(GEGEBENE AUFGABE 1)
Beantworte anhand des Textes über Simon Rattle die folgenden Fragen:
(a) Seit welchem Jahr ist Rattle bei den Berliner Philharmonikern?
(b) Mit welchem Werk beginnt Rattle seine Finalsaison in Berlin?
(c) Welches Werk haben Rattle und das London Symphony Orchestra bei den Proms in der Royal Albert Hall aufgeführt?

(SEITENTEXT)
Simon Rattle vor dem Abschied aus Berlin: Und er sah, dass es gut war

Letzte Runde: Festlich starten Simon Rattle und die Berliner Philharmoniker mit Haydns „Schöpfung“ in die Saison.

Das war nun also der Anfang vom Ende. Am Freitag hat Simon Rattle tatsächlich seine letzte Spielzeit bei den Berliner Philharmonikern eröffnet. Parallel tritt er aber bereits auch seinen neuen Job als music director des London Symphony Orchestra an. In der vom Brexit gebeutelten britischen Hauptstadt setzt man die allergrößten Erwartungen in den Heimkehrer, dort will und soll er neue Energien entfesseln, den Musikerinnen und Musikern möglichst viel von dem vermitteln, was er in Sachen Klangkultur und interpretatorischer Tiefe seit 2002 bei den Philharmonikern kennengelernt hat.

Lauter Lieblingsstücke

In Berlin dagegen hat sich Sir Simon für seine Finalsaison noch einmal lauter Lieblingsstücke gewünscht, beginnend mit Joseph Haydns „Schöpfung“. Und die Berliner haben ihm die Auswahl gerne gewährt, besonders im Fall des optimistischen Oratoriums von der Entstehung der Welt, war doch Rattles Haydn-Kompetenz einst ein entscheidender Grund dafür, dass der Brite von dem stolzen Ensemble zu Claudio Abbados Nachfolger gewählt wurde.

In der vergangenen Woche waren Rattle und seine Londoner bei den Proms in der Royal Albert Hall zu Gast, wo sie Schönbergs monumentale „Gurrelieder“ aufgeführt haben. Sobald der Dirigent die jetzt anstehende Spätsommertournee mit den Berlinern absolviert hat, bei der neben Luzern und Salzburg diesmal auch Paris auf dem Plan steht, wird er sich wieder in den Flieger setzen. Nämlich um im Barbican Centre, dem ungeliebten Stammsitz des London Symphony Orchestra, Stargast und Hauptakteur des Willkommensfestivals „This is Rattle“ zu sein. Elgars „Enigma Variations“ wird er dann leiten, sein signature piece „Sacre du printemps“, Berlioz „La Damnation de Faust“ – und zur Eröffnung einen Abend, bei dem vier der fünf gespielten Komponisten Zeitgenossen sind.

(MATERIAL ZUR AUFGABE)
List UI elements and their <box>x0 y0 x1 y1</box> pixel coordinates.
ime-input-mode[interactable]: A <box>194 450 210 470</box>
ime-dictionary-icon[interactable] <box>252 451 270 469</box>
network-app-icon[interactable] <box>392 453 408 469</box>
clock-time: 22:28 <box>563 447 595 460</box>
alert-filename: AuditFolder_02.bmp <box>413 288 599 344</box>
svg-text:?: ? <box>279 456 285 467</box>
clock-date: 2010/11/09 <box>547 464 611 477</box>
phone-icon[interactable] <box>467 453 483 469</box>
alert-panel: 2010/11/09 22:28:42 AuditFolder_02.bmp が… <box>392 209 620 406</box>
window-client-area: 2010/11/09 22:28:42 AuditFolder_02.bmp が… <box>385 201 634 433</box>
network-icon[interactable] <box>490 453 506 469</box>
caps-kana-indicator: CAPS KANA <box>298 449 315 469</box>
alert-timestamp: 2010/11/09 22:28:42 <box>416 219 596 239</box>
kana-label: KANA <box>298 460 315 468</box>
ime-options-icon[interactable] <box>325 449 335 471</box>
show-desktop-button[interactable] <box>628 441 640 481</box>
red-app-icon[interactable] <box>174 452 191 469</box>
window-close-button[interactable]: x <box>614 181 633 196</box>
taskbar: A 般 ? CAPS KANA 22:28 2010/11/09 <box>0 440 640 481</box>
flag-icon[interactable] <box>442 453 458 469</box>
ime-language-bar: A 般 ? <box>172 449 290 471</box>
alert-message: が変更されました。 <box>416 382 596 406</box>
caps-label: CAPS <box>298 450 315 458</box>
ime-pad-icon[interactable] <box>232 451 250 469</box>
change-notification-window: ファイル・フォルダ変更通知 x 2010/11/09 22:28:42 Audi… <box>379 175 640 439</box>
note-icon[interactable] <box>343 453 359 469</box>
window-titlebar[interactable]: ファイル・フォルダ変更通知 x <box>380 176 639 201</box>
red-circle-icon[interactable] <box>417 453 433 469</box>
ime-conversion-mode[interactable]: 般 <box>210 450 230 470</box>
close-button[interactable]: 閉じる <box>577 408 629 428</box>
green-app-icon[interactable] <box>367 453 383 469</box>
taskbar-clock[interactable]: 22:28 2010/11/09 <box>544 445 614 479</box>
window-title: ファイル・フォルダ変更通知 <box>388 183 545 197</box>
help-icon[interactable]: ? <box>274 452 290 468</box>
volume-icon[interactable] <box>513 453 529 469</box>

(GEGEBENE AUFGABE 2)
Zeige jede Zeile der Datensätze, die die Zeichenfolge „フォルダ変更通知“ enthält, wobei Groß- und Kleinschreibung zu beachten ist.

(ENDERGEBNIS 1)
(a) Seit 2002.
(b) Mit Joseph Haydns „Schöpfung“.
(c) Schönbergs „Gurrelieder“.

(ENDERGEBNIS 2)
change-notification-window: ファイル・フォルダ変更通知 x 2010/11/09 22:28:42 Audi… <box>379 175 640 439</box>
window-titlebar[interactable]: ファイル・フォルダ変更通知 x <box>380 176 639 201</box>
window-title: ファイル・フォルダ変更通知 <box>388 183 545 197</box>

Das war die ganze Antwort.